AIM
Search the records for the word "JSON" and report each line that has it.

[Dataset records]
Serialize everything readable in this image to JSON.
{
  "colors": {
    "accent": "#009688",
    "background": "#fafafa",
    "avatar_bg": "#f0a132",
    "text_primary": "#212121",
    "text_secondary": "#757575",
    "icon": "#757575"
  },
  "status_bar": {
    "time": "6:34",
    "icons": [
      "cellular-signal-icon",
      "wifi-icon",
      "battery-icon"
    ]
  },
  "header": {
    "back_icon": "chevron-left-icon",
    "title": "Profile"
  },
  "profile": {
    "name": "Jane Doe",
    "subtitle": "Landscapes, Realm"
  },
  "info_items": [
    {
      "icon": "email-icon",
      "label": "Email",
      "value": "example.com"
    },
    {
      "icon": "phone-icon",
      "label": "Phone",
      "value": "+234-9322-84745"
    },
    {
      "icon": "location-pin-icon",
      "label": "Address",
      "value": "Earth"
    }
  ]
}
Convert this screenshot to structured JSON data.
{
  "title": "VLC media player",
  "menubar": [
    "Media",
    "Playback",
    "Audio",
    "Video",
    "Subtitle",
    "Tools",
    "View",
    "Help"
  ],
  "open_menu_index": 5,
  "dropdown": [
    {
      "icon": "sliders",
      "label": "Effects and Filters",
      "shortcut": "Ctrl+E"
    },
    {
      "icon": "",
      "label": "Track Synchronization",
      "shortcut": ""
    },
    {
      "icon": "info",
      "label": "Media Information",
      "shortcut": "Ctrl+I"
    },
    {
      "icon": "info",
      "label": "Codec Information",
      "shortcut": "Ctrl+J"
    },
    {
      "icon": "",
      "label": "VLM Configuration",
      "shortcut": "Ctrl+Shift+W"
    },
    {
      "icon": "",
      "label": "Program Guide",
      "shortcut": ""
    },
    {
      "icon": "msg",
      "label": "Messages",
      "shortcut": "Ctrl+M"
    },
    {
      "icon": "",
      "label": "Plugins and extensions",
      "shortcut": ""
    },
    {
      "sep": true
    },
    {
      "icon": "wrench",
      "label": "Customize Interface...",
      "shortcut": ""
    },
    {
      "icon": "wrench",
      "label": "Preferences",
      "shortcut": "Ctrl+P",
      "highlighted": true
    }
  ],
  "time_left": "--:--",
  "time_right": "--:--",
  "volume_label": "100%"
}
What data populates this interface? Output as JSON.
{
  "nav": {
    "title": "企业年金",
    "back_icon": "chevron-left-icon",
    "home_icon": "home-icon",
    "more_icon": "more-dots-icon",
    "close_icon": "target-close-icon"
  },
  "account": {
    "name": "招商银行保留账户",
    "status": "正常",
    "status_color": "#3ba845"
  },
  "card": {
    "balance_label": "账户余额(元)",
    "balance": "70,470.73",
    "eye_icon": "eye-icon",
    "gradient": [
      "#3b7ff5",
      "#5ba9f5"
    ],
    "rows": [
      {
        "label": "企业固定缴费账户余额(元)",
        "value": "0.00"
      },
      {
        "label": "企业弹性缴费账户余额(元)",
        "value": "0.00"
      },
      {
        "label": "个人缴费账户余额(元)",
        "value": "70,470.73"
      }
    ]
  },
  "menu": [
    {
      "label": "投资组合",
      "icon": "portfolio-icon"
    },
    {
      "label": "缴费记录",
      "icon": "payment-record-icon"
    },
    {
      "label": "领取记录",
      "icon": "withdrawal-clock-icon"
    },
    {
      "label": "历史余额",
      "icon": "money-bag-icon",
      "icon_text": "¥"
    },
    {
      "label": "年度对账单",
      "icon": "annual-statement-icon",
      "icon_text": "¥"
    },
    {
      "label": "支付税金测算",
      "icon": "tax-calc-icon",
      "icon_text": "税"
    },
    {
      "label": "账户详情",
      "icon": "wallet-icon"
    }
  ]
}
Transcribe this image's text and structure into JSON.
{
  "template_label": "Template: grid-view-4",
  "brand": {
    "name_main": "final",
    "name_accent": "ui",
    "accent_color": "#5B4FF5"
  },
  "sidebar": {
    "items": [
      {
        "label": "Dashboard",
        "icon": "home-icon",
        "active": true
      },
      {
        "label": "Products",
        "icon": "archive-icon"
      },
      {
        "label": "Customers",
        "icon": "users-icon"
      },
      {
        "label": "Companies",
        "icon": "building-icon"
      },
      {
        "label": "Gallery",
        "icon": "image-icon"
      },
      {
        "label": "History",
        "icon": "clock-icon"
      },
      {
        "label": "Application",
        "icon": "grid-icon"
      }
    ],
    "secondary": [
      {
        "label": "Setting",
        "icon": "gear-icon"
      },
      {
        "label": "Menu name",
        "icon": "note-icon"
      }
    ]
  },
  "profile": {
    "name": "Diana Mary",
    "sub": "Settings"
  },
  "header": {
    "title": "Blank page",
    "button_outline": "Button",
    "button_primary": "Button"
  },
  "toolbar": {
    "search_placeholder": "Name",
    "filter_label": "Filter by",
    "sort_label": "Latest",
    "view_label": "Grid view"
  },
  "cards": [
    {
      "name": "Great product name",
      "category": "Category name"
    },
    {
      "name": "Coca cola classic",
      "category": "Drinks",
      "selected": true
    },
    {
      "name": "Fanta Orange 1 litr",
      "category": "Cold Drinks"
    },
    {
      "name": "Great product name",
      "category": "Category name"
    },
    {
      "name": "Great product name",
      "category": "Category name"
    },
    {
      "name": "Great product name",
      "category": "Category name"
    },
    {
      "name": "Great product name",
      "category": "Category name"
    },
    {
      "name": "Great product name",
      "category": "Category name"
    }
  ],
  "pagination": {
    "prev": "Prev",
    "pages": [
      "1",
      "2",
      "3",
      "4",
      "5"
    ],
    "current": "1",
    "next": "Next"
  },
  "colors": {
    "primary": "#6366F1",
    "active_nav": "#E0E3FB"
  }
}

FULL SOLUTION
Serialize everything readable in this image to JSON.
Convert this screenshot to structured JSON data.
What data populates this interface? Output as JSON.
Transcribe this image's text and structure into JSON.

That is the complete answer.